- [EXERCISE PROMPT]: Extend the news article about Pope Francis's message for the 2025 World Day of Peace, picking up right after its last sentence.

- [EXCERPT]:
Pope Francis laments ‘ecological debt,’ repeats call for ‘elimination’ of death penalty
LifeSite News ^ | December 12, 2024 | Michael Haynes
Posted on 12/15/2024 3:34:56 PM PST by ebb tide
Pope Francis highlighted the three themes of the eradication of debt, the death penalty, and world hunger during his message for the 2025 World Day of Peace.
Issuing a message for the 2025 World Day of Peace, Pope Francis renewed calls for global peace, the tackling of climate change issues, and the “elimination” of the death penalty.
Entitled “Forgive us our trespasses: grant us your peace,” Francis’ message for the annual World Day of Peace – January 1, 2025 – focused on certain of his favored talking points, as well as a renewed call for global peace in the midst of rapidly escalating conflicts in many regions. Notably, in addition to the customary European language translations, the message was translated into Russian rather than Ukrainian this year, the opposite of the 2024 message.
First observed by Pope Paul VI in 1968, the World Day of Peace has been used by subsequent popes to highlight particular themes especially relating to areas pertaining to the Church’s social teaching and the various pressing issues of society at the time.
In his 2025 message, Francis called for three main actions to be taken: namely the elimination of foreign debt, the eradication of the death penalty, and the eradication of world hunger.
Framed in light of the 2025 Jubilee, which has a theme of “Hope does not disappoint,” Francis cited Pope John Paul II’s 1978 encyclical Sollicitudo Rei Socialis to denounce “structures of sin.” Such structures “arise not only from injustice on the part of some but are also consolidated and maintained by a network of complicity,” wrote Francis. “Cultural and structural changes are necessary, so that enduring change may come about” he opined.
READ: How to gain a plenary indulgence during the 2025 Jubilee year
Eliminating debt and world hunger
Francis paid attention to the relationships between nations in terms of fostering peace and canceling debts, both financial and “ecological debt.”
“The international system, unless it is inspired by a spirit of solidarity and interdependence, gives rise to injustices, aggravated by corruption, which leave the poorer countries trapped,” he wrote.

- [COLLECTED MATERIAL]:
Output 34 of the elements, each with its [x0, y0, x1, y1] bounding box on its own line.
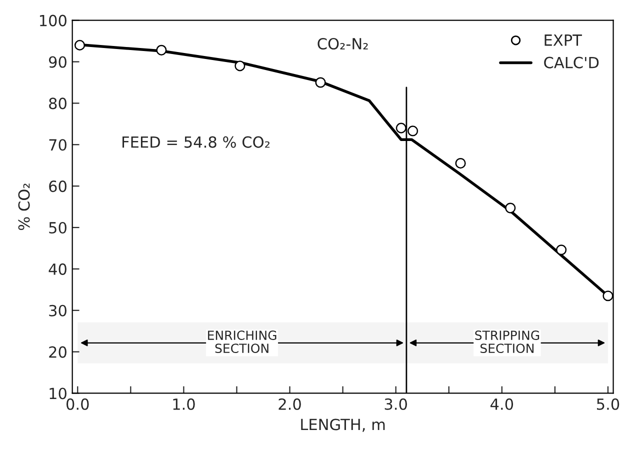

- [WRITTEN REPLY]:
The Pontiff focused on the issue of climate oriented issues by calling for wealthy nations to address the “ecological debt.”
“Each of us must feel in some way responsible for the devastation to which the earth, our common home, has been subjected, beginning with those actions that, albeit only indirectly, fuel the conflicts that presently plague our human family,” he wrote, adding:
I think, in particular, of all manner of disparities, the inhuman treatment meted out to migrants, environmental decay, the confusion willfully created by disinformation, the refusal to engage in any form of dialogue and the immense resources spent on the industry of war.
In asking for the reduction or complete cancelation of international debt, Francis stated that this takes on a new weight in light of “ecological debt” from rich nations to poorer ones.
“Foreign debt and ecological debt are two sides of the same coin,” said Francis, identifying it as “the mindset of exploitation that has culminated in the debt crisis.” “In the spirit of this Jubilee Year, I urge the international community to work towards forgiving foreign debt in recognition of the ecological debt existing between the North and the South of this world. This is an appeal for solidarity, but above all for justice.”
Commenting on the two kinds of debt highlighted by Francis, Cardinal Michael Czerny, S.J. – prefect of the Dicastery for Promoting Integral Human Development – said that financial and ecological debt must be treated differently and as holding different moral characters. This, Czerny said, was due to the financial debt being more easily quantifiable than the ecological.
The Pontiff also recommended that nations assign money toward humanitarian and climate related issues rather than building up arms. He called for a “fixed percentage of the money earmarked for armaments” to be used in establishing “a global Fund to eradicate hunger and facilitate in the poorer countries educational activities aimed at promoting sustainable development and combating climate change.”
Death penalty
Francis also issued a call urging “a firm commitment to respect for the dignity of human life from conception to natural death, so that each person can cherish his or her own life and all may look with hope to a future of prosperity and happiness for themselves and for their children.”
To this end, he added a renewed call for the “elimination of the death penalty in all nations,” something which has become a regular theme in his pontificate. “This penalty not only compromises the inviolability of life but eliminates every human hope of forgiveness and rehabilitation,” he wrote.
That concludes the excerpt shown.